Records from a data source
______________________________

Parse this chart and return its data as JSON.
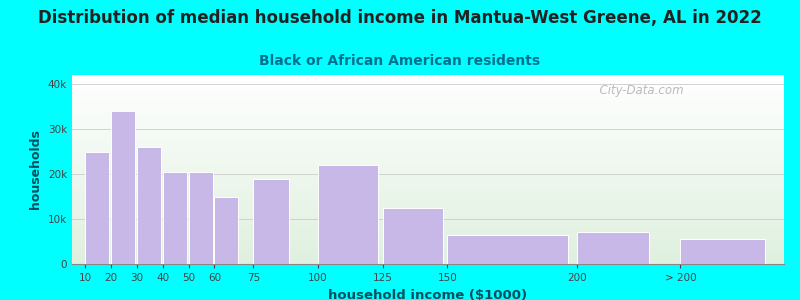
{
  "title": "Distribution of median household income in Mantua-West Greene, AL in 2022",
  "subtitle": "Black or African American residents",
  "xlabel": "household income ($1000)",
  "ylabel": "households",
  "bar_labels": [
    "10",
    "20",
    "30",
    "40",
    "50",
    "60",
    "75",
    "100",
    "125",
    "150",
    "200",
    "> 200"
  ],
  "bar_values": [
    25000,
    34000,
    26000,
    20500,
    20500,
    15000,
    19000,
    22000,
    12500,
    6500,
    7200,
    5500
  ],
  "bar_color": "#c8b8e8",
  "bar_edge_color": "#ffffff",
  "background_color": "#00ffff",
  "plot_bg_top": "#dff0df",
  "plot_bg_bottom": "#ffffff",
  "title_color": "#222222",
  "subtitle_color": "#007090",
  "axis_label_color": "#005060",
  "tick_color": "#444444",
  "ylim": [
    0,
    42000
  ],
  "yticks": [
    0,
    10000,
    20000,
    30000,
    40000
  ],
  "title_fontsize": 12,
  "subtitle_fontsize": 10,
  "xlabel_fontsize": 9.5,
  "ylabel_fontsize": 9,
  "watermark_text": "  City-Data.com",
  "watermark_color": "#aaaaaa",
  "x_positions": [
    10,
    20,
    30,
    40,
    50,
    60,
    75,
    100,
    125,
    150,
    200,
    240
  ],
  "bar_widths": [
    10,
    10,
    10,
    10,
    10,
    10,
    15,
    25,
    25,
    50,
    30,
    35
  ],
  "xlim": [
    5,
    280
  ]
}
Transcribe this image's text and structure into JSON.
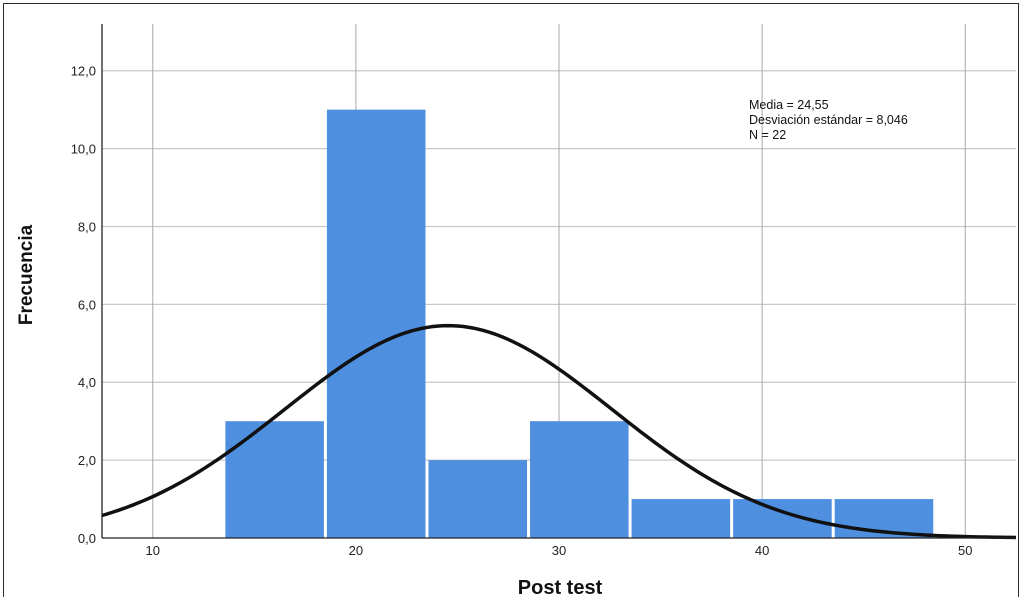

______________________________

AIM OF THE TASK: Show the lines that mention the word "this".

COMPLETE ANSWER:
Parse this chart and return its data as JSON.
Transcribe this image's text and structure into JSON.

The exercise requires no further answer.